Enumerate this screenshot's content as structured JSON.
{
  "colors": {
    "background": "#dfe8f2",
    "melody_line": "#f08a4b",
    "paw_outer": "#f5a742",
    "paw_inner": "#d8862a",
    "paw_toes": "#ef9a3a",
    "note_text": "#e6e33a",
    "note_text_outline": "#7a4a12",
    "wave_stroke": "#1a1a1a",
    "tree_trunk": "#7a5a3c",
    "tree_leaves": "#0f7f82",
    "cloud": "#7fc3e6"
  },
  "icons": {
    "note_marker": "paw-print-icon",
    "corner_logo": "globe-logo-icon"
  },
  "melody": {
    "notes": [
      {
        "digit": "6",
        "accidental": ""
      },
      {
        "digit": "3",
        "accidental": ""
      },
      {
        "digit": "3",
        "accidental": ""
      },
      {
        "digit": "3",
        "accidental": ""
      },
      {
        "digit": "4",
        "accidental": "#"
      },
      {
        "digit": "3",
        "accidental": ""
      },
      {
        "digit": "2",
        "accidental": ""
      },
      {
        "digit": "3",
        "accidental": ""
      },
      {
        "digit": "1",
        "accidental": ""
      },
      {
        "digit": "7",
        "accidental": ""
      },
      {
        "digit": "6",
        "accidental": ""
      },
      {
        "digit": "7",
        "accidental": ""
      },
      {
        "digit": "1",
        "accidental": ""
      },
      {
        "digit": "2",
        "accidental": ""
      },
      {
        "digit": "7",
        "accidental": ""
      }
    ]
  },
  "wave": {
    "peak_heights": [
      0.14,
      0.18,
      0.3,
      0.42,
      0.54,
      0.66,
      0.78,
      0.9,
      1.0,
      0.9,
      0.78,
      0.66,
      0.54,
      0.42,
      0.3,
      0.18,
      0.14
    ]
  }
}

——————

*Problem to work on*: Show the data once more, exactly as it was written.

*Written answer*:
Enumerate this screenshot's content as structured JSON.
{
  "colors": {
    "background": "#dfe8f2",
    "melody_line": "#f08a4b",
    "paw_outer": "#f5a742",
    "paw_inner": "#d8862a",
    "paw_toes": "#ef9a3a",
    "note_text": "#e6e33a",
    "note_text_outline": "#7a4a12",
    "wave_stroke": "#1a1a1a",
    "tree_trunk": "#7a5a3c",
    "tree_leaves": "#0f7f82",
    "cloud": "#7fc3e6"
  },
  "icons": {
    "note_marker": "paw-print-icon",
    "corner_logo": "globe-logo-icon"
  },
  "melody": {
    "notes": [
      {
        "digit": "6",
        "accidental": ""
      },
      {
        "digit": "3",
        "accidental": ""
      },
      {
        "digit": "3",
        "accidental": ""
      },
      {
        "digit": "3",
        "accidental": ""
      },
      {
        "digit": "4",
        "accidental": "#"
      },
      {
        "digit": "3",
        "accidental": ""
      },
      {
        "digit": "2",
        "accidental": ""
      },
      {
        "digit": "3",
        "accidental": ""
      },
      {
        "digit": "1",
        "accidental": ""
      },
      {
        "digit": "7",
        "accidental": ""
      },
      {
        "digit": "6",
        "accidental": ""
      },
      {
        "digit": "7",
        "accidental": ""
      },
      {
        "digit": "1",
        "accidental": ""
      },
      {
        "digit": "2",
        "accidental": ""
      },
      {
        "digit": "7",
        "accidental": ""
      }
    ]
  },
  "wave": {
    "peak_heights": [
      0.14,
      0.18,
      0.3,
      0.42,
      0.54,
      0.66,
      0.78,
      0.9,
      1.0,
      0.9,
      0.78,
      0.66,
      0.54,
      0.42,
      0.3,
      0.18,
      0.14
    ]
  }
}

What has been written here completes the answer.